WRITTEN PROBLEM:
Beginning with the line that contains "Read this page and output its text content.", reproduce the remaining lines of the material exactly, up to and including the last one, but no pictures.

--- start MATERIAL PROVIDED ---

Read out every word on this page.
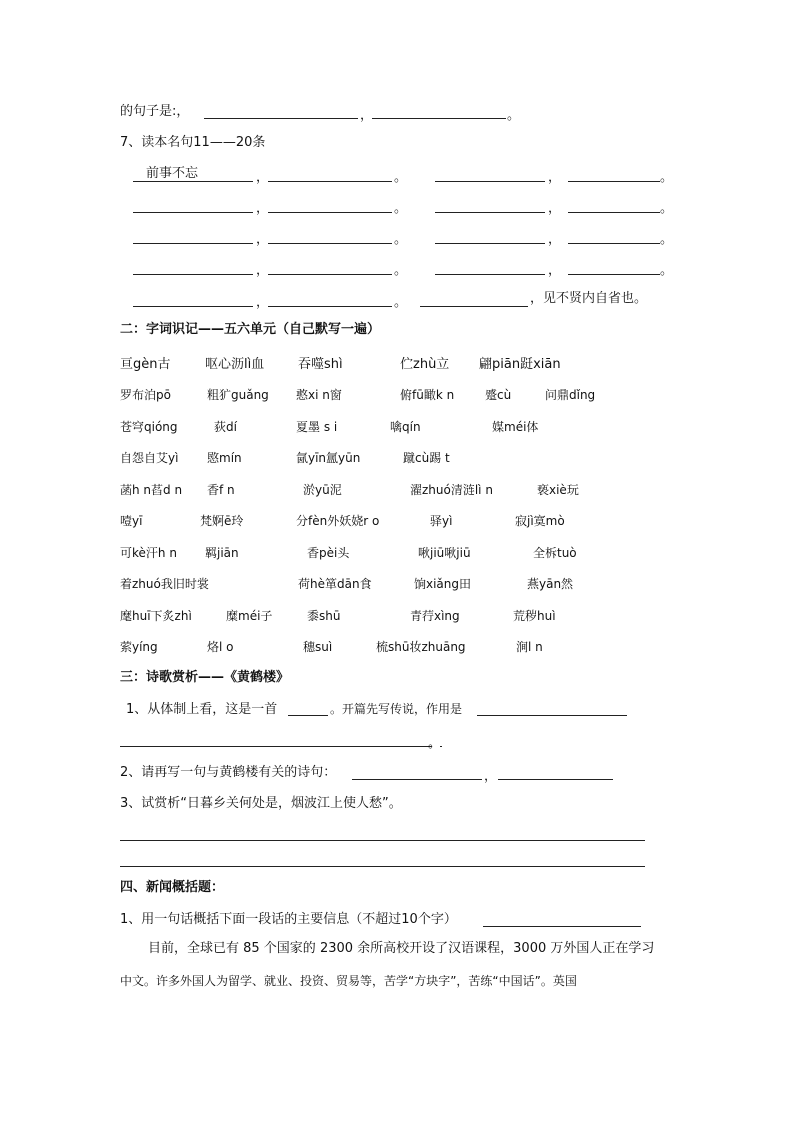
的句子是:，	，	。
7、读本名句11——20条
前事不忘	，	。	，	。
，	。	，	。
，	。	，	。
，	。	，	。
，	。	，见不贤内自省也。
二：字词识记——五六单元（自己默写一遍）
亘gèn古	呕心沥lì血	吞噬shì	伫zhù立 翩piān跹xiān
罗布泊pō	粗犷guǎng 憨xi n窗	俯fū瞰k n	蹙cù	问鼎dǐng
苍穹qióng	荻dí	夏墨 s i	噙qín	媒méi体
自怨自艾yì 愍mín	氤yīn氲yūn	蹴cù踢 t
菡h n萏d n 香f n	淤yū泥	濯zhuó清涟lì n	亵xiè玩
噎yī	梵婀ē玲	分fèn外妖娆r o	驿yì	寂jì寞mò
可kè汗h n 羁jiān	香pèi头	啾jiū啾jiū	全柝tuò
着zhuó我旧时裳	荷hè箪dān食	饷xiǎng田	燕yān然
麾huī下炙zhì	糜méi子	黍shū	青荇xìng	荒秽huì
萦yíng	烙l o	穗suì	梳shū妆zhuāng	涧l n
三：诗歌赏析——《黄鹤楼》
1、从体制上看，这是一首	。开篇先写传说，作用是
。
2、请再写一句与黄鹤楼有关的诗句：	，
3、试赏析“日暮乡关何处是，烟波江上使人愁”。
四、新闻概括题：
1、用一句话概括下面一段话的主要信息（不超过10个字）
目前，全球已有 85 个国家的 2300 余所高校开设了汉语课程，3000 万外国人正在学习
中文。许多外国人为留学、就业、投资、贸易等，苦学“方块字”，苦练“中国话”。英国
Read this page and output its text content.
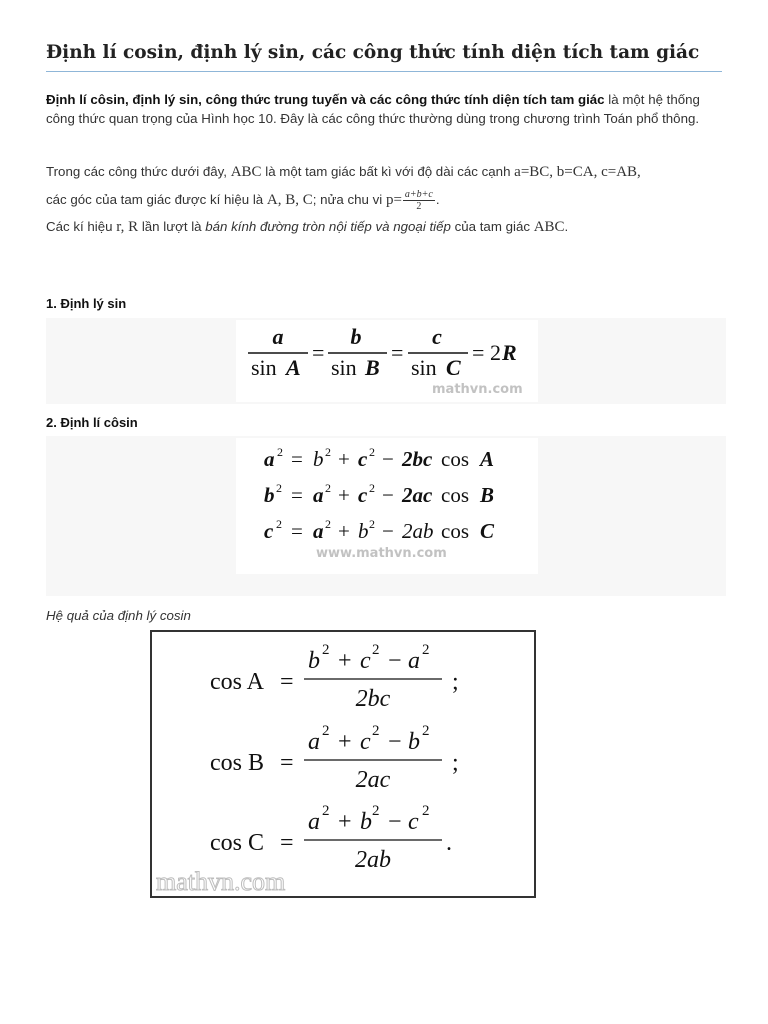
Định lí cosin, định lý sin, các công thức tính diện tích tam giác
Định lí côsin, định lý sin, công thức trung tuyến và các công thức tính diện tích tam giác là một hệ thống công thức quan trọng của Hình học 10. Đây là các công thức thường dùng trong chương trình Toán phổ thông.
Trong các công thức dưới đây, ABC là một tam giác bất kì với độ dài các cạnh a=BC, b=CA, c=AB,
các góc của tam giác được kí hiệu là A, B, C; nửa chu vi $p= \frac{a+b+c}{2}$ .
Các kí hiệu r, R lần lượt là bán kính đường tròn nội tiếp và ngoại tiếp của tam giác ABC.
1. Định lý sin
a
sin A
=
b
sin B
=
c
sin C
= 2 R
mathvn.com
2. Định lí côsin
a 2 = b 2 + c 2 − 2bc cos A
b 2 = a 2 + c 2 − 2ac cos B
c 2 = a 2 + b 2 − 2ab cos C
www.mathvn.com
Hệ quả của định lý cosin
cos A =
b 2 + c 2 − a 2
2bc
;
cos B =
a 2 + c 2 − b 2
2ac
;
cos C =
a 2 + b 2 − c 2
2ab
.
mathvn.com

--- end MATERIAL PROVIDED ---

TASK ANSWER:
Read this page and output its text content.
Định lí cosin, định lý sin, các công thức tính diện tích tam giác
Định lí côsin, định lý sin, công thức trung tuyến và các công thức tính diện tích tam giác là một hệ thống công thức quan trọng của Hình học 10. Đây là các công thức thường dùng trong chương trình Toán phổ thông.
Trong các công thức dưới đây, ABC là một tam giác bất kì với độ dài các cạnh a=BC, b=CA, c=AB,
các góc của tam giác được kí hiệu là A, B, C; nửa chu vi $p= \frac{a+b+c}{2}$ .
Các kí hiệu r, R lần lượt là bán kính đường tròn nội tiếp và ngoại tiếp của tam giác ABC.
1. Định lý sin
a
sin A
=
b
sin B
=
c
sin C
= 2 R
mathvn.com
2. Định lí côsin
a 2 = b 2 + c 2 − 2bc cos A
b 2 = a 2 + c 2 − 2ac cos B
c 2 = a 2 + b 2 − 2ab cos C
www.mathvn.com
Hệ quả của định lý cosin
cos A =
b 2 + c 2 − a 2
2bc
;
cos B =
a 2 + c 2 − b 2
2ac
;
cos C =
a 2 + b 2 − c 2
2ab
.
mathvn.com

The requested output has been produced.